Data listing:
>> Start

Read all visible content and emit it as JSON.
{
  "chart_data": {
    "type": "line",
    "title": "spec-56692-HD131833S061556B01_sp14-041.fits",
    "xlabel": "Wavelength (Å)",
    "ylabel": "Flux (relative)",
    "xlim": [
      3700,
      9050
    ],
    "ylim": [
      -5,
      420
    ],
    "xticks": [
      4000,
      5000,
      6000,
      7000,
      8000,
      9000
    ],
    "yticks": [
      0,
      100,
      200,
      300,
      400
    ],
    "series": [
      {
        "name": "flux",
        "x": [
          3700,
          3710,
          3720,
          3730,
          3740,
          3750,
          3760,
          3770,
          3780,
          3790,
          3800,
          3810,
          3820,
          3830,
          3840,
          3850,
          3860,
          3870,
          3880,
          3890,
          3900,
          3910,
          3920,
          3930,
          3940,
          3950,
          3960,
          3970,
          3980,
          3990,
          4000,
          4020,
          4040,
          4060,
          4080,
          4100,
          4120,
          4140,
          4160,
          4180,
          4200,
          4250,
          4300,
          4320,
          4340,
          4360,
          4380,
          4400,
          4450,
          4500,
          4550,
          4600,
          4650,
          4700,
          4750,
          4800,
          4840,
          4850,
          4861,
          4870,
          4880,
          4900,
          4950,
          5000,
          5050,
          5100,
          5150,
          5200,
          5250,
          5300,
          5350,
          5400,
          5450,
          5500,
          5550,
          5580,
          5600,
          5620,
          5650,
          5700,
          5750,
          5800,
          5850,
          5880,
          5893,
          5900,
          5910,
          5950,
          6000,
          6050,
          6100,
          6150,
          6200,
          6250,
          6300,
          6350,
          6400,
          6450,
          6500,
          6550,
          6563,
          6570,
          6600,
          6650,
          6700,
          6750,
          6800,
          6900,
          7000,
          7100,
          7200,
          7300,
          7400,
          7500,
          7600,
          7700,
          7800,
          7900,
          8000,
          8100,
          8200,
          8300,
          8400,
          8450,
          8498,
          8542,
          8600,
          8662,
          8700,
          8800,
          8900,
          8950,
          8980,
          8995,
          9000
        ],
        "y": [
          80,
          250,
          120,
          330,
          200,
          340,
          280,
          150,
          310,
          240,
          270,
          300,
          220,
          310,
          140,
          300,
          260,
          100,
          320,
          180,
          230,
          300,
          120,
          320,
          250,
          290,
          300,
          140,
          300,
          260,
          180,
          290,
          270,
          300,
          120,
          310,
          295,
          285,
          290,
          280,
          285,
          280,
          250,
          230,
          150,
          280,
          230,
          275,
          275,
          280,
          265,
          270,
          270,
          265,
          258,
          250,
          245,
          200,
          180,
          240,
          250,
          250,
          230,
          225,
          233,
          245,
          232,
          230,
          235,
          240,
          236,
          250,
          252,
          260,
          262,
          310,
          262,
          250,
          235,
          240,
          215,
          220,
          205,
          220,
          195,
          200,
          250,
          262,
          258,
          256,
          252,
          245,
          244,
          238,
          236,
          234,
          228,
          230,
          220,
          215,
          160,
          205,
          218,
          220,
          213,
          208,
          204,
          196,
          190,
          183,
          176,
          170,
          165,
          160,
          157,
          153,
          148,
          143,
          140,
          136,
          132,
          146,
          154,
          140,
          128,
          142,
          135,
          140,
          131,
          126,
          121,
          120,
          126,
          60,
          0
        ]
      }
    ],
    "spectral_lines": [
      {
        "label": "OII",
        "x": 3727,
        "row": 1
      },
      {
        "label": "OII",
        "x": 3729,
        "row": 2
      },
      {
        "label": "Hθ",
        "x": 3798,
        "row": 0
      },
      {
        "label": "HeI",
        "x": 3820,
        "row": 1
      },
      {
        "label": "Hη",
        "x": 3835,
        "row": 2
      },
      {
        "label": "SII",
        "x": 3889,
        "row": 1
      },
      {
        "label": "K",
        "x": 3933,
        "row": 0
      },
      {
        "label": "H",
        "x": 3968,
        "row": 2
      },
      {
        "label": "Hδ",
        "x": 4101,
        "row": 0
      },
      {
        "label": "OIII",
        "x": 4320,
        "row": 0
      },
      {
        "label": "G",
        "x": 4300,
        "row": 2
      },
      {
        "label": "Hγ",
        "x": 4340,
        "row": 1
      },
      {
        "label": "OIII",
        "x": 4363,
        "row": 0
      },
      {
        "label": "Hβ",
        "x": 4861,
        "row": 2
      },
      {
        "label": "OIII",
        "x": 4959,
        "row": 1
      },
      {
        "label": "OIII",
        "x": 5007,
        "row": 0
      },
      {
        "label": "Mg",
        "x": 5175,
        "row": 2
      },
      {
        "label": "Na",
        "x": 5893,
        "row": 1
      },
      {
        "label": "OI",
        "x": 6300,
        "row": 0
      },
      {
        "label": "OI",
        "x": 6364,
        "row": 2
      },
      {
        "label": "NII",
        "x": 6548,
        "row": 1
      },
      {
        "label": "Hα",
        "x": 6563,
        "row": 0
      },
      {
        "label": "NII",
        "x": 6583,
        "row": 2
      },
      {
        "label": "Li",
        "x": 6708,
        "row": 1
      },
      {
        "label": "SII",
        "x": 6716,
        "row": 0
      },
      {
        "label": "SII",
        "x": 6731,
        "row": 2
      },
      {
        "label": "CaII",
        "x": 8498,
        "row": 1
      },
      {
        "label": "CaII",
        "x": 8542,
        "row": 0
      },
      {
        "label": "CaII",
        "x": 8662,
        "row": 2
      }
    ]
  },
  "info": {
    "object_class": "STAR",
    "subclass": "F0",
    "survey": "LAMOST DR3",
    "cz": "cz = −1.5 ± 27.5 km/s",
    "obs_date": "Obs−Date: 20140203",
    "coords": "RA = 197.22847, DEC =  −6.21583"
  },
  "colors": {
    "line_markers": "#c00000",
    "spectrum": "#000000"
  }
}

>> End

What is needed:
Output the full listing exactly as it stands.

Correct response:
Read all visible content and emit it as JSON.
{
  "chart_data": {
    "type": "line",
    "title": "spec-56692-HD131833S061556B01_sp14-041.fits",
    "xlabel": "Wavelength (Å)",
    "ylabel": "Flux (relative)",
    "xlim": [
      3700,
      9050
    ],
    "ylim": [
      -5,
      420
    ],
    "xticks": [
      4000,
      5000,
      6000,
      7000,
      8000,
      9000
    ],
    "yticks": [
      0,
      100,
      200,
      300,
      400
    ],
    "series": [
      {
        "name": "flux",
        "x": [
          3700,
          3710,
          3720,
          3730,
          3740,
          3750,
          3760,
          3770,
          3780,
          3790,
          3800,
          3810,
          3820,
          3830,
          3840,
          3850,
          3860,
          3870,
          3880,
          3890,
          3900,
          3910,
          3920,
          3930,
          3940,
          3950,
          3960,
          3970,
          3980,
          3990,
          4000,
          4020,
          4040,
          4060,
          4080,
          4100,
          4120,
          4140,
          4160,
          4180,
          4200,
          4250,
          4300,
          4320,
          4340,
          4360,
          4380,
          4400,
          4450,
          4500,
          4550,
          4600,
          4650,
          4700,
          4750,
          4800,
          4840,
          4850,
          4861,
          4870,
          4880,
          4900,
          4950,
          5000,
          5050,
          5100,
          5150,
          5200,
          5250,
          5300,
          5350,
          5400,
          5450,
          5500,
          5550,
          5580,
          5600,
          5620,
          5650,
          5700,
          5750,
          5800,
          5850,
          5880,
          5893,
          5900,
          5910,
          5950,
          6000,
          6050,
          6100,
          6150,
          6200,
          6250,
          6300,
          6350,
          6400,
          6450,
          6500,
          6550,
          6563,
          6570,
          6600,
          6650,
          6700,
          6750,
          6800,
          6900,
          7000,
          7100,
          7200,
          7300,
          7400,
          7500,
          7600,
          7700,
          7800,
          7900,
          8000,
          8100,
          8200,
          8300,
          8400,
          8450,
          8498,
          8542,
          8600,
          8662,
          8700,
          8800,
          8900,
          8950,
          8980,
          8995,
          9000
        ],
        "y": [
          80,
          250,
          120,
          330,
          200,
          340,
          280,
          150,
          310,
          240,
          270,
          300,
          220,
          310,
          140,
          300,
          260,
          100,
          320,
          180,
          230,
          300,
          120,
          320,
          250,
          290,
          300,
          140,
          300,
          260,
          180,
          290,
          270,
          300,
          120,
          310,
          295,
          285,
          290,
          280,
          285,
          280,
          250,
          230,
          150,
          280,
          230,
          275,
          275,
          280,
          265,
          270,
          270,
          265,
          258,
          250,
          245,
          200,
          180,
          240,
          250,
          250,
          230,
          225,
          233,
          245,
          232,
          230,
          235,
          240,
          236,
          250,
          252,
          260,
          262,
          310,
          262,
          250,
          235,
          240,
          215,
          220,
          205,
          220,
          195,
          200,
          250,
          262,
          258,
          256,
          252,
          245,
          244,
          238,
          236,
          234,
          228,
          230,
          220,
          215,
          160,
          205,
          218,
          220,
          213,
          208,
          204,
          196,
          190,
          183,
          176,
          170,
          165,
          160,
          157,
          153,
          148,
          143,
          140,
          136,
          132,
          146,
          154,
          140,
          128,
          142,
          135,
          140,
          131,
          126,
          121,
          120,
          126,
          60,
          0
        ]
      }
    ],
    "spectral_lines": [
      {
        "label": "OII",
        "x": 3727,
        "row": 1
      },
      {
        "label": "OII",
        "x": 3729,
        "row": 2
      },
      {
        "label": "Hθ",
        "x": 3798,
        "row": 0
      },
      {
        "label": "HeI",
        "x": 3820,
        "row": 1
      },
      {
        "label": "Hη",
        "x": 3835,
        "row": 2
      },
      {
        "label": "SII",
        "x": 3889,
        "row": 1
      },
      {
        "label": "K",
        "x": 3933,
        "row": 0
      },
      {
        "label": "H",
        "x": 3968,
        "row": 2
      },
      {
        "label": "Hδ",
        "x": 4101,
        "row": 0
      },
      {
        "label": "OIII",
        "x": 4320,
        "row": 0
      },
      {
        "label": "G",
        "x": 4300,
        "row": 2
      },
      {
        "label": "Hγ",
        "x": 4340,
        "row": 1
      },
      {
        "label": "OIII",
        "x": 4363,
        "row": 0
      },
      {
        "label": "Hβ",
        "x": 4861,
        "row": 2
      },
      {
        "label": "OIII",
        "x": 4959,
        "row": 1
      },
      {
        "label": "OIII",
        "x": 5007,
        "row": 0
      },
      {
        "label": "Mg",
        "x": 5175,
        "row": 2
      },
      {
        "label": "Na",
        "x": 5893,
        "row": 1
      },
      {
        "label": "OI",
        "x": 6300,
        "row": 0
      },
      {
        "label": "OI",
        "x": 6364,
        "row": 2
      },
      {
        "label": "NII",
        "x": 6548,
        "row": 1
      },
      {
        "label": "Hα",
        "x": 6563,
        "row": 0
      },
      {
        "label": "NII",
        "x": 6583,
        "row": 2
      },
      {
        "label": "Li",
        "x": 6708,
        "row": 1
      },
      {
        "label": "SII",
        "x": 6716,
        "row": 0
      },
      {
        "label": "SII",
        "x": 6731,
        "row": 2
      },
      {
        "label": "CaII",
        "x": 8498,
        "row": 1
      },
      {
        "label": "CaII",
        "x": 8542,
        "row": 0
      },
      {
        "label": "CaII",
        "x": 8662,
        "row": 2
      }
    ]
  },
  "info": {
    "object_class": "STAR",
    "subclass": "F0",
    "survey": "LAMOST DR3",
    "cz": "cz = −1.5 ± 27.5 km/s",
    "obs_date": "Obs−Date: 20140203",
    "coords": "RA = 197.22847, DEC =  −6.21583"
  },
  "colors": {
    "line_markers": "#c00000",
    "spectrum": "#000000"
  }
}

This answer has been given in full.